-- START OF Records supplied --

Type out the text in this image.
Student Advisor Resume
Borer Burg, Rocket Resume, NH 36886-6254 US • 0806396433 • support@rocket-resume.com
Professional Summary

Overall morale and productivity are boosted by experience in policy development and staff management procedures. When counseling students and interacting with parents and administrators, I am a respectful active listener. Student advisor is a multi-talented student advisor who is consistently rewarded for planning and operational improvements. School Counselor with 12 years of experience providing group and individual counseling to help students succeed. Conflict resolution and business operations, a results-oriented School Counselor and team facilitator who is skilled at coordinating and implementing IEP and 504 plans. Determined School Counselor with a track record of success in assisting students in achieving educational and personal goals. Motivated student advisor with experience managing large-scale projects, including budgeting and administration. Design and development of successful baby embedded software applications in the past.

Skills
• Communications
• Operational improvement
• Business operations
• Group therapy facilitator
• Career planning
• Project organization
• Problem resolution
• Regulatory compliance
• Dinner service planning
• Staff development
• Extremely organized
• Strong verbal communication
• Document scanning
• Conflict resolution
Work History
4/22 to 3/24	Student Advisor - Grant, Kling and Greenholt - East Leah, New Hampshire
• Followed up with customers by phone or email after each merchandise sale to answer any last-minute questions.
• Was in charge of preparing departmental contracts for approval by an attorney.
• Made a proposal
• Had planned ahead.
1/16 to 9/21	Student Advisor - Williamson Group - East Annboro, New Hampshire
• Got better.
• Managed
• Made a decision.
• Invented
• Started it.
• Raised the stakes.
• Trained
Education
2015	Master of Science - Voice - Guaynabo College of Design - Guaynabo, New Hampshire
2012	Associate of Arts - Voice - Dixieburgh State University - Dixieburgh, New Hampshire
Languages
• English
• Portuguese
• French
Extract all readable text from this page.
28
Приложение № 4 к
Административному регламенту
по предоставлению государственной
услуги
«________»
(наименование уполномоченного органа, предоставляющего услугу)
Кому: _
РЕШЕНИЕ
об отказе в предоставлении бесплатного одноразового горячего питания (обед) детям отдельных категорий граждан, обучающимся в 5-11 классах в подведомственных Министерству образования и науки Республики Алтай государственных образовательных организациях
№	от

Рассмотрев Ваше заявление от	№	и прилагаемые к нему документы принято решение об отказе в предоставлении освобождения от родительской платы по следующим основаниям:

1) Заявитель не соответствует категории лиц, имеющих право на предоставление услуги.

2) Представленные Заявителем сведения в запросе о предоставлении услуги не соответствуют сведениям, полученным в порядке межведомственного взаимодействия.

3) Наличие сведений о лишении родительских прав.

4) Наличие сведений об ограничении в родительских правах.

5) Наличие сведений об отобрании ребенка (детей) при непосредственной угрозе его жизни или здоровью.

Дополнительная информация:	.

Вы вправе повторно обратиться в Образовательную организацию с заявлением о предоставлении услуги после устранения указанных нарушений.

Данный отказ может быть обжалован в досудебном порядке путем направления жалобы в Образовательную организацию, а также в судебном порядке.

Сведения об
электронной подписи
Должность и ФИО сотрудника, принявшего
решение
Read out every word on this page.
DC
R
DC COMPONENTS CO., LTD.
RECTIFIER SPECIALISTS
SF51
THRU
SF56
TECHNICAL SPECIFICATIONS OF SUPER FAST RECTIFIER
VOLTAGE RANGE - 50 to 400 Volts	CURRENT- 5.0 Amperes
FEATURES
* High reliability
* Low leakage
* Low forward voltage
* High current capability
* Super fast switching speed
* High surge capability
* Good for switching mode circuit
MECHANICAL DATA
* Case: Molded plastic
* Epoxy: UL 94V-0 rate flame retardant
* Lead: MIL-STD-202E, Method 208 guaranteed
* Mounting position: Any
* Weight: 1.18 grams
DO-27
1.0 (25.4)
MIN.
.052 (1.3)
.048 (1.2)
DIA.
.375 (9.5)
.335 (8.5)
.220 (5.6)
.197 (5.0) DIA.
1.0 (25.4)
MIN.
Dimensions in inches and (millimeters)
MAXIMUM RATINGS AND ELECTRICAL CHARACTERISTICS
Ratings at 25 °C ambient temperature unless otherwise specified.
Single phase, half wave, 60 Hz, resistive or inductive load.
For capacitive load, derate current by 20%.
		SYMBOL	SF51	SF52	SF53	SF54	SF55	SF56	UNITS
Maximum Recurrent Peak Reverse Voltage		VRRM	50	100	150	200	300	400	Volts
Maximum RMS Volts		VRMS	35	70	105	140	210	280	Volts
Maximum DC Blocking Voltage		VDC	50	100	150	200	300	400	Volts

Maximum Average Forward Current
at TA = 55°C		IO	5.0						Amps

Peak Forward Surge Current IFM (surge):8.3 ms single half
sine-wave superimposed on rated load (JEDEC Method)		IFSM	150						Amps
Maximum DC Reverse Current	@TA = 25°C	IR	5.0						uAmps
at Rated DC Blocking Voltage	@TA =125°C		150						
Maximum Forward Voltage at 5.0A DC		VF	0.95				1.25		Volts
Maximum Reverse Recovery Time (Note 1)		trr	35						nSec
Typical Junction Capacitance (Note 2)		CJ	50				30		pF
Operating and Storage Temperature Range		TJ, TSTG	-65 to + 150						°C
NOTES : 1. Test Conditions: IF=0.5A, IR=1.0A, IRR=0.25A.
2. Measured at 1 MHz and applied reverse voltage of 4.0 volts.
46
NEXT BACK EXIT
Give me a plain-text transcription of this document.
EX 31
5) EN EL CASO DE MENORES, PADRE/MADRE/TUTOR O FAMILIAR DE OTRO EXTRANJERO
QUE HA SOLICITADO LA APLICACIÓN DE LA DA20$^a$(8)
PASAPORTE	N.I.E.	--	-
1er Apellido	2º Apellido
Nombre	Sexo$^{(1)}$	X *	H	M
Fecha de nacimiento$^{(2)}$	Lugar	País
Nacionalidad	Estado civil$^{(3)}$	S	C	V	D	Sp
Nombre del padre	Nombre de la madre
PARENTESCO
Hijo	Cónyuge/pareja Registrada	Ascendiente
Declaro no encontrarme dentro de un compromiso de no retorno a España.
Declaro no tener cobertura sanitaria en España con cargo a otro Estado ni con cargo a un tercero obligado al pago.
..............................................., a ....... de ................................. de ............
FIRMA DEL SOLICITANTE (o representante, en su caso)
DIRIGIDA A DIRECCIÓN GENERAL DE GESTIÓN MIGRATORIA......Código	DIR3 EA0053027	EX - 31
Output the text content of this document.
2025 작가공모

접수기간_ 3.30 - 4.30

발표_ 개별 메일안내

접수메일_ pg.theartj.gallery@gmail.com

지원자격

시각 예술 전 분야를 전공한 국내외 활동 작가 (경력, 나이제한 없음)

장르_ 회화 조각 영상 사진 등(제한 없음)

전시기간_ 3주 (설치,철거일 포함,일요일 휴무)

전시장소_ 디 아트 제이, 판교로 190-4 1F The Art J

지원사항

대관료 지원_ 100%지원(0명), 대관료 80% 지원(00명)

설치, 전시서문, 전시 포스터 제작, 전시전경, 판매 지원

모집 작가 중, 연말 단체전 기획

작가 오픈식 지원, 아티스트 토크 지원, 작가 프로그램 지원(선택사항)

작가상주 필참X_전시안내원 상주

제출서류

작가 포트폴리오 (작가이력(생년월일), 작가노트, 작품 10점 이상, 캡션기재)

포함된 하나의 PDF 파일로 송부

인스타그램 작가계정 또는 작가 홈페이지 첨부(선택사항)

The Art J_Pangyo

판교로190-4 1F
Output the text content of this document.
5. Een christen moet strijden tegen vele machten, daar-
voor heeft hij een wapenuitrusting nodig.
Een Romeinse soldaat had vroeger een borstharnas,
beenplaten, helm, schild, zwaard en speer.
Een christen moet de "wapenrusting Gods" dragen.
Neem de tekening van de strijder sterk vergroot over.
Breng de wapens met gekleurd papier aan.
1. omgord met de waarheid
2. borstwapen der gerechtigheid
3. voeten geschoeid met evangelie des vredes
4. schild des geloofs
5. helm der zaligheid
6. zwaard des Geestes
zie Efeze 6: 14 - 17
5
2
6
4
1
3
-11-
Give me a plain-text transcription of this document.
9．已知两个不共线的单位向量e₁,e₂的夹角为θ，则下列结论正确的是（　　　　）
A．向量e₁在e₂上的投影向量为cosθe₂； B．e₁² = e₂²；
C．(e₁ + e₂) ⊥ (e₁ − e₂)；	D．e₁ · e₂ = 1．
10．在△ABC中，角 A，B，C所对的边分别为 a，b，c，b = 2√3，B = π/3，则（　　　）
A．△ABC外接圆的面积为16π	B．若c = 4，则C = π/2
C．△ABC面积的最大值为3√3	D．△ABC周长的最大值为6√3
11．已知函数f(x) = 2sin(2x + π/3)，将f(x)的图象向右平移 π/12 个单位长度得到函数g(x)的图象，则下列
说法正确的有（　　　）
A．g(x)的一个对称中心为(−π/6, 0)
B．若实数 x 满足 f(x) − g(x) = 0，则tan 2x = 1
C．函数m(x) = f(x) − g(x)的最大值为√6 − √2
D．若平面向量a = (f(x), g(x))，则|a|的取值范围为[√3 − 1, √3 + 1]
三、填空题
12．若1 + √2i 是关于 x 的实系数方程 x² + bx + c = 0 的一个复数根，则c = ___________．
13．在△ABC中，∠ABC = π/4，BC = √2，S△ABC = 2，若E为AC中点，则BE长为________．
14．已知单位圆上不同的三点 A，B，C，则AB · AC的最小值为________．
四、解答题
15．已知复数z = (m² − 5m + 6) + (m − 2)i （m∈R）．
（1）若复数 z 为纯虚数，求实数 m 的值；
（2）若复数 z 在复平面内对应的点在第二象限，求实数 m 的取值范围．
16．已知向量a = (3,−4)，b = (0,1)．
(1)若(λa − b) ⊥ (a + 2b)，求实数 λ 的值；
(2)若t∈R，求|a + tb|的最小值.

-- END OF Records supplied --

Set exercise —
Read the data above. Pull out each line in which the string "Estado" appears.

Finished task —
Nacionalidad	Estado civil$^{(3)}$	S	C	V	D	Sp
Declaro no tener cobertura sanitaria en España con cargo a otro Estado ni con cargo a un tercero obligado al pago.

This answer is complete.